__Prompt__:
Return all lines from the listing below in which the string "Beschlüsse" occurs.

__Excerpted records__:
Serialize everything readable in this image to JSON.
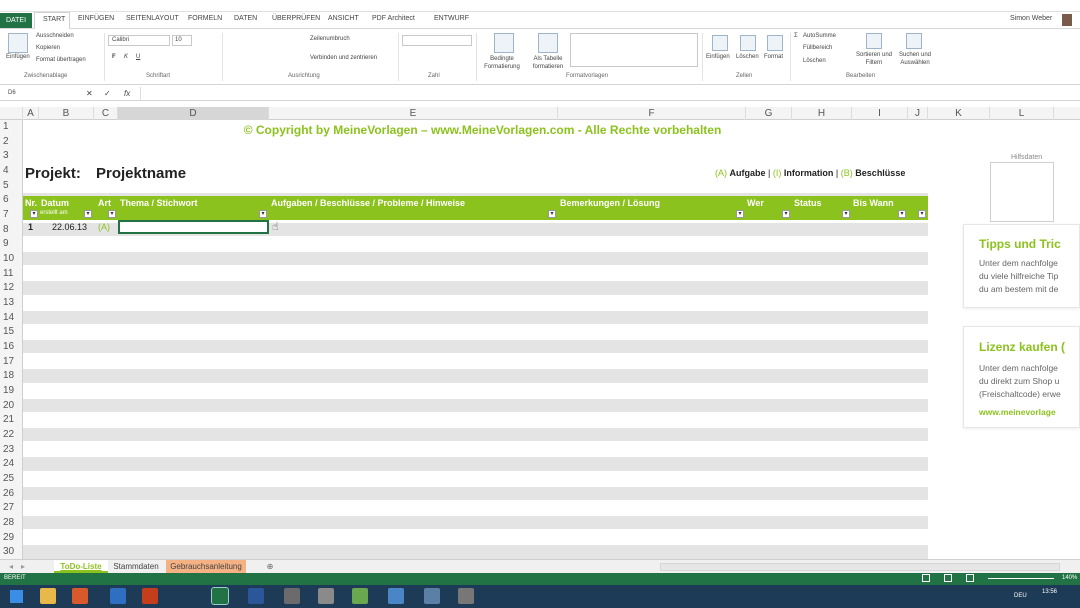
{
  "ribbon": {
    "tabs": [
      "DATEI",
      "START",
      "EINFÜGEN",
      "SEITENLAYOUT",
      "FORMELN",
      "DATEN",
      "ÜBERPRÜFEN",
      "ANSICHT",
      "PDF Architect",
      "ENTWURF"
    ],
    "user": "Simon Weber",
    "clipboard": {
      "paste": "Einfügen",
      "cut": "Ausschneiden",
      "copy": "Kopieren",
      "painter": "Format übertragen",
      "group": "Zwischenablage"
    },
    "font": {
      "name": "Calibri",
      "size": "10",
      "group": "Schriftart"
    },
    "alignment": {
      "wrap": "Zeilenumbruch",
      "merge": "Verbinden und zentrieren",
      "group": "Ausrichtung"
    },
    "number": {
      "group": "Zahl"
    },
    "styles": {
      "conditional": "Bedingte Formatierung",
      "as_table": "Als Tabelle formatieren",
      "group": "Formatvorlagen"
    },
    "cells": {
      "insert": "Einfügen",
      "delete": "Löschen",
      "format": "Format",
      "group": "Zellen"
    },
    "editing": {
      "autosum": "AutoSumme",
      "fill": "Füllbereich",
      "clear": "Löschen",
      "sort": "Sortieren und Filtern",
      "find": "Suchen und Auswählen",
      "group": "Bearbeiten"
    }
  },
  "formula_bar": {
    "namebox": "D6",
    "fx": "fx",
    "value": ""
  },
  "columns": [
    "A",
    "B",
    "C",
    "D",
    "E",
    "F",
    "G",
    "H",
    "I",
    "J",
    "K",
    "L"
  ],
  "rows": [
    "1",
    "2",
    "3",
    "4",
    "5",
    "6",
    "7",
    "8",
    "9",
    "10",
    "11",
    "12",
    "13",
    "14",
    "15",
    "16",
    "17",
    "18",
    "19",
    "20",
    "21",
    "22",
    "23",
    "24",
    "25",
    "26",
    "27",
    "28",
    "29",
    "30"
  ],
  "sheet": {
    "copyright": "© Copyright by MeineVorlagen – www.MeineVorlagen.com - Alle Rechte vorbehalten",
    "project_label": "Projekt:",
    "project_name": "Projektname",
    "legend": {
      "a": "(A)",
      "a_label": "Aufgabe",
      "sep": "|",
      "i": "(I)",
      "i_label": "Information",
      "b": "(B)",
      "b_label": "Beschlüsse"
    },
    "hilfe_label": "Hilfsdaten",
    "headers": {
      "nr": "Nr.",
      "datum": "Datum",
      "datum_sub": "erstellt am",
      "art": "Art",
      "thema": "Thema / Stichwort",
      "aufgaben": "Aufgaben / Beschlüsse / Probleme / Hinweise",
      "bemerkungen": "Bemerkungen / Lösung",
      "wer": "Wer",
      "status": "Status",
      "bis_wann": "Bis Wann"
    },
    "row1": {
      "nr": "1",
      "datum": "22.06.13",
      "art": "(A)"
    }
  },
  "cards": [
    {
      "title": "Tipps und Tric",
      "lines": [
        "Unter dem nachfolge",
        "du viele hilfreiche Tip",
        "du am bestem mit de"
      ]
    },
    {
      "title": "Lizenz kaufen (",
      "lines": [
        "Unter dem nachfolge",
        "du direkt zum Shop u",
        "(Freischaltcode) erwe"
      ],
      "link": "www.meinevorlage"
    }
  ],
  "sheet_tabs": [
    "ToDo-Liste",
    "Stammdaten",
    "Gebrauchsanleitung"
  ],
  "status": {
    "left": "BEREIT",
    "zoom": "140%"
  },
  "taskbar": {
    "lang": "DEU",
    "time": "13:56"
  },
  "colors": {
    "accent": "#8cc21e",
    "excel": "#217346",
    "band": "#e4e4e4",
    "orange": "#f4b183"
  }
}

...

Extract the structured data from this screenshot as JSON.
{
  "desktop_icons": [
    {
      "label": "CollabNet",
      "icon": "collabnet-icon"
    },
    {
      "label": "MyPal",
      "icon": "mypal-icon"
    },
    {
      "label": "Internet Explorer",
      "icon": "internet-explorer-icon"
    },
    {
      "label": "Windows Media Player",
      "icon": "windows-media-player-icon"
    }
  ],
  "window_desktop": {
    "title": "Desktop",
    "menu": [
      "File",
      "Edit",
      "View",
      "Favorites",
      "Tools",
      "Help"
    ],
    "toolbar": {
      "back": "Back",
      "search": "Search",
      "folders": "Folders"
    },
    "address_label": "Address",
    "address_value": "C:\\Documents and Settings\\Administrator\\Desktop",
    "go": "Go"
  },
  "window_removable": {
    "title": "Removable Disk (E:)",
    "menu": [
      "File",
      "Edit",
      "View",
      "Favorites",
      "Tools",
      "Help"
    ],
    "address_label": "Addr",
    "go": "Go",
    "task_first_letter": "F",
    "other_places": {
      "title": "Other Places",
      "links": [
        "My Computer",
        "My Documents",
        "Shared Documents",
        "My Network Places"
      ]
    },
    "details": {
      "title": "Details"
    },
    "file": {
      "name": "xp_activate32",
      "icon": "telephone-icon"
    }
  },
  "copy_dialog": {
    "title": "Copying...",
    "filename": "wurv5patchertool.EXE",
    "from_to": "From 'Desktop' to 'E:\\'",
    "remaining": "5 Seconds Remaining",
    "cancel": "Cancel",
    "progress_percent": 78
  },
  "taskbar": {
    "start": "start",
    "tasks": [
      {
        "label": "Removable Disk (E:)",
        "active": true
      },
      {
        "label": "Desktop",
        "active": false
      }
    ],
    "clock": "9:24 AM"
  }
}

__Answer to this problem__:
      "b_label": "Beschlüsse"
      "aufgaben": "Aufgaben / Beschlüsse / Probleme / Hinweise",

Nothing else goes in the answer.